Repeat the whole listing exactly.

— begin —

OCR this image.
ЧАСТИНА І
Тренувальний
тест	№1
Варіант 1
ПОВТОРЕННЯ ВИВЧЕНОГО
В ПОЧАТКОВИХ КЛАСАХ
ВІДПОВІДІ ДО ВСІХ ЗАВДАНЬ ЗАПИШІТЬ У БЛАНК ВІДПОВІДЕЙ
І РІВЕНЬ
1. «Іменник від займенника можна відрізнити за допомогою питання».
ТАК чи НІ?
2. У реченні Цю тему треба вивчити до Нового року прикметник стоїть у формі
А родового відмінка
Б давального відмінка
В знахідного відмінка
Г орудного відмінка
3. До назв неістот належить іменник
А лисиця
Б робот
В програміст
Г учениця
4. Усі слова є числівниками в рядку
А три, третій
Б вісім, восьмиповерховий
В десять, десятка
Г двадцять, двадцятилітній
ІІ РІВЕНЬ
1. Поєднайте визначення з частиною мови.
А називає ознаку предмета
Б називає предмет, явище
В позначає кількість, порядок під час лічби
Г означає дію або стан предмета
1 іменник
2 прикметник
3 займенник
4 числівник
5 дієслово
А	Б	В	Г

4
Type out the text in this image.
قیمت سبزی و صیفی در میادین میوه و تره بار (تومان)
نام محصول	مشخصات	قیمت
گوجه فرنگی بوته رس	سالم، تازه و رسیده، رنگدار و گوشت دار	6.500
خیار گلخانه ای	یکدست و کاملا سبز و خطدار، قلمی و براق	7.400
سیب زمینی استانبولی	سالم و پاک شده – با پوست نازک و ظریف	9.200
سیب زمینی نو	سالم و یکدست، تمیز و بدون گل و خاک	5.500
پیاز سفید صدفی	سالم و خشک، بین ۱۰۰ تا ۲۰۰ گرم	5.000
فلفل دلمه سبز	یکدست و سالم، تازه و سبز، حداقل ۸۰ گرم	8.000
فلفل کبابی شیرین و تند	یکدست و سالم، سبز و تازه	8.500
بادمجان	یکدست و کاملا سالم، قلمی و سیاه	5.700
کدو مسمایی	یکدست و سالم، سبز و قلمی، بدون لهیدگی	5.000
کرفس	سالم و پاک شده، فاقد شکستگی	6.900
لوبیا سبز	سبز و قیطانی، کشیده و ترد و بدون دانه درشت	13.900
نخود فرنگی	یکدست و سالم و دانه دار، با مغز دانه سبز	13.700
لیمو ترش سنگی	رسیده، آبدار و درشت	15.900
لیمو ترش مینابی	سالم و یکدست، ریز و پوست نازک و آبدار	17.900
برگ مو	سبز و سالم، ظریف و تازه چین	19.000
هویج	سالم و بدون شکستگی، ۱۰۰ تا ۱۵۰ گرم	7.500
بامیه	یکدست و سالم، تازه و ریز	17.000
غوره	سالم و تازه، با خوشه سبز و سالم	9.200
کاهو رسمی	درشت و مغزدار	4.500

— end —

• [Final result]
OCR this image.
ЧАСТИНА І
Тренувальний
тест	№1
Варіант 1
ПОВТОРЕННЯ ВИВЧЕНОГО
В ПОЧАТКОВИХ КЛАСАХ
ВІДПОВІДІ ДО ВСІХ ЗАВДАНЬ ЗАПИШІТЬ У БЛАНК ВІДПОВІДЕЙ
І РІВЕНЬ
1. «Іменник від займенника можна відрізнити за допомогою питання».
ТАК чи НІ?
2. У реченні Цю тему треба вивчити до Нового року прикметник стоїть у формі
А родового відмінка
Б давального відмінка
В знахідного відмінка
Г орудного відмінка
3. До назв неістот належить іменник
А лисиця
Б робот
В програміст
Г учениця
4. Усі слова є числівниками в рядку
А три, третій
Б вісім, восьмиповерховий
В десять, десятка
Г двадцять, двадцятилітній
ІІ РІВЕНЬ
1. Поєднайте визначення з частиною мови.
А називає ознаку предмета
Б називає предмет, явище
В позначає кількість, порядок під час лічби
Г означає дію або стан предмета
1 іменник
2 прикметник
3 займенник
4 числівник
5 дієслово
А	Б	В	Г

4
Type out the text in this image.
قیمت سبزی و صیفی در میادین میوه و تره بار (تومان)
نام محصول	مشخصات	قیمت
گوجه فرنگی بوته رس	سالم، تازه و رسیده، رنگدار و گوشت دار	6.500
خیار گلخانه ای	یکدست و کاملا سبز و خطدار، قلمی و براق	7.400
سیب زمینی استانبولی	سالم و پاک شده – با پوست نازک و ظریف	9.200
سیب زمینی نو	سالم و یکدست، تمیز و بدون گل و خاک	5.500
پیاز سفید صدفی	سالم و خشک، بین ۱۰۰ تا ۲۰۰ گرم	5.000
فلفل دلمه سبز	یکدست و سالم، تازه و سبز، حداقل ۸۰ گرم	8.000
فلفل کبابی شیرین و تند	یکدست و سالم، سبز و تازه	8.500
بادمجان	یکدست و کاملا سالم، قلمی و سیاه	5.700
کدو مسمایی	یکدست و سالم، سبز و قلمی، بدون لهیدگی	5.000
کرفس	سالم و پاک شده، فاقد شکستگی	6.900
لوبیا سبز	سبز و قیطانی، کشیده و ترد و بدون دانه درشت	13.900
نخود فرنگی	یکدست و سالم و دانه دار، با مغز دانه سبز	13.700
لیمو ترش سنگی	رسیده، آبدار و درشت	15.900
لیمو ترش مینابی	سالم و یکدست، ریز و پوست نازک و آبدار	17.900
برگ مو	سبز و سالم، ظریف و تازه چین	19.000
هویج	سالم و بدون شکستگی، ۱۰۰ تا ۱۵۰ گرم	7.500
بامیه	یکدست و سالم، تازه و ریز	17.000
غوره	سالم و تازه، با خوشه سبز و سالم	9.200
کاهو رسمی	درشت و مغزدار	4.500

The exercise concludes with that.